• RECORDS FOR THIS TASK
* * *
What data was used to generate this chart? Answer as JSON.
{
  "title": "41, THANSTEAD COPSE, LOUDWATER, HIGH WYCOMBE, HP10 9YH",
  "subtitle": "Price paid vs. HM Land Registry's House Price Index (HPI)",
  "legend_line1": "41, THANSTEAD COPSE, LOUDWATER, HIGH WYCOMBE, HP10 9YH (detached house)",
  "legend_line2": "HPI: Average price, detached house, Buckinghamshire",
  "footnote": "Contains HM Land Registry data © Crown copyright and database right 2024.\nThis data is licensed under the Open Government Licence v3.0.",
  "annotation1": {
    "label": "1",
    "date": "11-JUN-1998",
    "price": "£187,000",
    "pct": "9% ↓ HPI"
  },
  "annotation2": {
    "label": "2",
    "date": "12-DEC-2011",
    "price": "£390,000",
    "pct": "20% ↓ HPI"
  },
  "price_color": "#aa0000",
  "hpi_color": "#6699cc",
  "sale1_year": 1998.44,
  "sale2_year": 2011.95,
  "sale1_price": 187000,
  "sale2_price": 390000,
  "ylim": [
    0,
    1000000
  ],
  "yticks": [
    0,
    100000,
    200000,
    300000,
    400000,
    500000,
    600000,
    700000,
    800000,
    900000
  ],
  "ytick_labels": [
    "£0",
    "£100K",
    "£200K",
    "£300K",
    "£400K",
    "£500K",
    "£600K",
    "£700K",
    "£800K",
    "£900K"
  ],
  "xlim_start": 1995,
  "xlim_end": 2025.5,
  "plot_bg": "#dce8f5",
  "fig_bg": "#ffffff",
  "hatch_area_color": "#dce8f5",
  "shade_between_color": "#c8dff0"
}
* * *
Using the listing above, gather each line that holds the string "Land" and copy it.

• OUTPUT FOR THIS EXERCISE
  "subtitle": "Price paid vs. HM Land Registry's House Price Index (HPI)",
  "footnote": "Contains HM Land Registry data © Crown copyright and database right 2024.\nThis data is licensed under the Open Government Licence v3.0.",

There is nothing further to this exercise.